"A.Li.Sa non prevede gli effetti della seconda ondata Covid e calpesta i diritti dei lavoratori della sanità"

"A.Li.Sa dovrebbe pensare a contenere i contagi evitando di sovraccaricare gli ospedali e i loro pronto soccorso, incrementando certamente gli organici ridotti all'osso."

Sabato, 24 Ottobre 2020 17:46

Anche sul territorio spezzino non è passata inosservata la richiesta di A.Li.Sa che, per mano del suo commissario generale Walter Locatelli, ha tentato di porre con smaccata disinvoltura diversi limiti ai diritti dei lavoratori della sanità ligure. Parliamo, quindi, anche dei due poli di Sarzana e La Spezia che tra sanitari e amministrativi contano più di mille addetti. Un vero accanimento partito dalla penna del commissario straordinario che ha scritto ai direttori generali delle ASL ed aziende liguri per invitarli a prestare attenzione all'emergenza ipotizzando di sospendere ferie, permessi e persino limitazioni alla concessione dei permessi ex l. 104/92

In questo contesto le organizzazioni sindacali non sono state coinvolte creando un precedente piuttosto grave. Fino a poco tempo fa, i lavoratori della sanità erano stati oggetto della retorica del potere, ovvero erano stati proclamati eroi senza che mai lo avessero chiesto. Oggi, invece, non si tiene conto della stanchezza accumulata nella prima e nella seconda fase della pandemia, non si tiene conto dell'abnegazione e della professionalità che hanno espresso e stanno esprimendo ancora. Siamo esterrefatti dall'arroganza con la quale è stata trovata la soluzione all’attuale emergenza Covid. Il Commissario ha deciso di accanirsi ulteriormente sugli pperatori sanitari già allo stremo delle forze e questo, per noi, è un atto assai grave che compromette le relazioni sindacali.

*MATERIALE FORNITO*:
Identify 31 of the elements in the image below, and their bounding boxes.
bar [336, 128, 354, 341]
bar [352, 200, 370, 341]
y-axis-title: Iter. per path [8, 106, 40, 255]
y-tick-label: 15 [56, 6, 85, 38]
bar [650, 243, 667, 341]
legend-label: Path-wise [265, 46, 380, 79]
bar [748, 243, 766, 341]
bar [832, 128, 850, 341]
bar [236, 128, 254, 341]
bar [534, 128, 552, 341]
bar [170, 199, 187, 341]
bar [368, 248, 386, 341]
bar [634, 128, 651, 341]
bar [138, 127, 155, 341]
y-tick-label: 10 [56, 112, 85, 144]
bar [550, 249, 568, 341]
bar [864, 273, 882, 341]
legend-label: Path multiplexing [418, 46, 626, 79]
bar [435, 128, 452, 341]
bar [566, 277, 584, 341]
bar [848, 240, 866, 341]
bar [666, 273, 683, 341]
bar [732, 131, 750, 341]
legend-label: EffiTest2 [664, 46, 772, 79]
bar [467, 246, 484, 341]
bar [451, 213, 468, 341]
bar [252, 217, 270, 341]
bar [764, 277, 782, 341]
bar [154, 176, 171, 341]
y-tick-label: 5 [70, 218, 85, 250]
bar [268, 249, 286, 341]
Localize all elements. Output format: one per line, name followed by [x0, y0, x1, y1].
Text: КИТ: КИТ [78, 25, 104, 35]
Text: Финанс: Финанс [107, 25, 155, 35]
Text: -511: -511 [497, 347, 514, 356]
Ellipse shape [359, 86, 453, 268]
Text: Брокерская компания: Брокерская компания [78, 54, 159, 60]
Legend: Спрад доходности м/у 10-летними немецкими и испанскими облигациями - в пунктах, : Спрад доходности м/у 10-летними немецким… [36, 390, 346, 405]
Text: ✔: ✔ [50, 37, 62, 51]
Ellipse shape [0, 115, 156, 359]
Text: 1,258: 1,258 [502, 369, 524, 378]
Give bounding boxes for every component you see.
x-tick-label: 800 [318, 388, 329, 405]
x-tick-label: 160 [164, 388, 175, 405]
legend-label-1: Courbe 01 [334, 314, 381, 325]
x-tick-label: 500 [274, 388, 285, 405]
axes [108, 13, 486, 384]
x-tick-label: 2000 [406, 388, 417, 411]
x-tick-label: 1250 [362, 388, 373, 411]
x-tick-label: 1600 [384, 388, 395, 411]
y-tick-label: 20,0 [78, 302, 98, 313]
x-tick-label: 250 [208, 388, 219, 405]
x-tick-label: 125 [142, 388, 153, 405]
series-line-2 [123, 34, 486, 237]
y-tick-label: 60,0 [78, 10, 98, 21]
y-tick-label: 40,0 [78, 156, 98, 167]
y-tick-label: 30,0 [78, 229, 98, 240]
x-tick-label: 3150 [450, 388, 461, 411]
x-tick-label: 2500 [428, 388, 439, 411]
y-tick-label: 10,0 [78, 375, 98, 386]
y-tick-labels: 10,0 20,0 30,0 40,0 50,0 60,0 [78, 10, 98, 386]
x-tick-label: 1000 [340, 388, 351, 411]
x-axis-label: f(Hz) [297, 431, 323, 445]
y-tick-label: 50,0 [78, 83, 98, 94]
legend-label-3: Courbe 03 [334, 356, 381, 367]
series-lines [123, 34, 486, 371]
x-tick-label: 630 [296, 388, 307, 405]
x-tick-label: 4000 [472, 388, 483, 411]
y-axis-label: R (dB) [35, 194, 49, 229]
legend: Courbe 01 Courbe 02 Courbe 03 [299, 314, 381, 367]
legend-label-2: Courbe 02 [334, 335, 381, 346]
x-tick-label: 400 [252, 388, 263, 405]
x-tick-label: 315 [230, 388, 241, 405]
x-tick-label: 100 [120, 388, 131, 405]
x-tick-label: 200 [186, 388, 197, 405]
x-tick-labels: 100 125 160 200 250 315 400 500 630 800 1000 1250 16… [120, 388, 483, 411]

*CONSEGNA 1*:
Rispondi a queste domande sul testo su A.Li.Sa e i lavoratori della sanità:
(a) Chi è il commissario generale di A.Li.Sa?
(b) Quanti addetti contano, tra sanitari e amministrativi, i due poli di Sarzana e La Spezia?
(c) Chi non è stato coinvolto in questo contesto?
*CONSEGNA 2*: Trascrivi senza modifiche il passo del testo su A.Li.Sa e i lavoratori della sanità che va da "In questo contesto" giù fino a "le relazioni sindacali.", estremi inclusi.
*CONSEGNA 3*: Per favore, prosegui il testo su A.Li.Sa e i lavoratori della sanità a partire dal punto in cui si interrompe.

*RISPOSTA 1*:
(a) Walter Locatelli.
(b) Più di mille.
(c) Le organizzazioni sindacali.

*RISPOSTA 2*:
In questo contesto le organizzazioni sindacali non sono state coinvolte creando un precedente piuttosto grave. Fino a poco tempo fa, i lavoratori della sanità erano stati oggetto della retorica del potere, ovvero erano stati proclamati eroi senza che mai lo avessero chiesto. Oggi, invece, non si tiene conto della stanchezza accumulata nella prima e nella seconda fase della pandemia, non si tiene conto dell'abnegazione e della professionalità che hanno espresso e stanno esprimendo ancora. Siamo esterrefatti dall'arroganza con la quale è stata trovata la soluzione all’attuale emergenza Covid. Il Commissario ha deciso di accanirsi ulteriormente sugli pperatori sanitari già allo stremo delle forze e questo, per noi, è un atto assai grave che compromette le relazioni sindacali.

*RISPOSTA 3*:
Noi affermiamo con forza che occorra discutere molto, proprio con l'apertura di un tavolo regionale sul tema: i lavoratori hanno bisogno di obiettività e non di rigidità perché, spesso, sono le persone più a rischio. Non possiamo dimenticare che solo pochi mesi fa i nostri operatori sanitari sono stati costretti ad affrontare il contagio con e senza dispositivi di protezione individuali, stando anche a disposizioni approssimative che si sono successivamente rivelate inadeguate.

A.Li.Sa dovrebbe pensare a contenere i contagi evitando di sovraccaricare gli ospedali e i loro pronto soccorso, incrementando certamente gli organici ridotti all'osso.
I diritti sanciti dai contratti e dalle leggi nazionali vigenti non si possono ridiscutere perché chi è deputato a dirigire la sanità non è stato in grado di far fronte alle esigenze derivanti dalla seconda ondata Covid.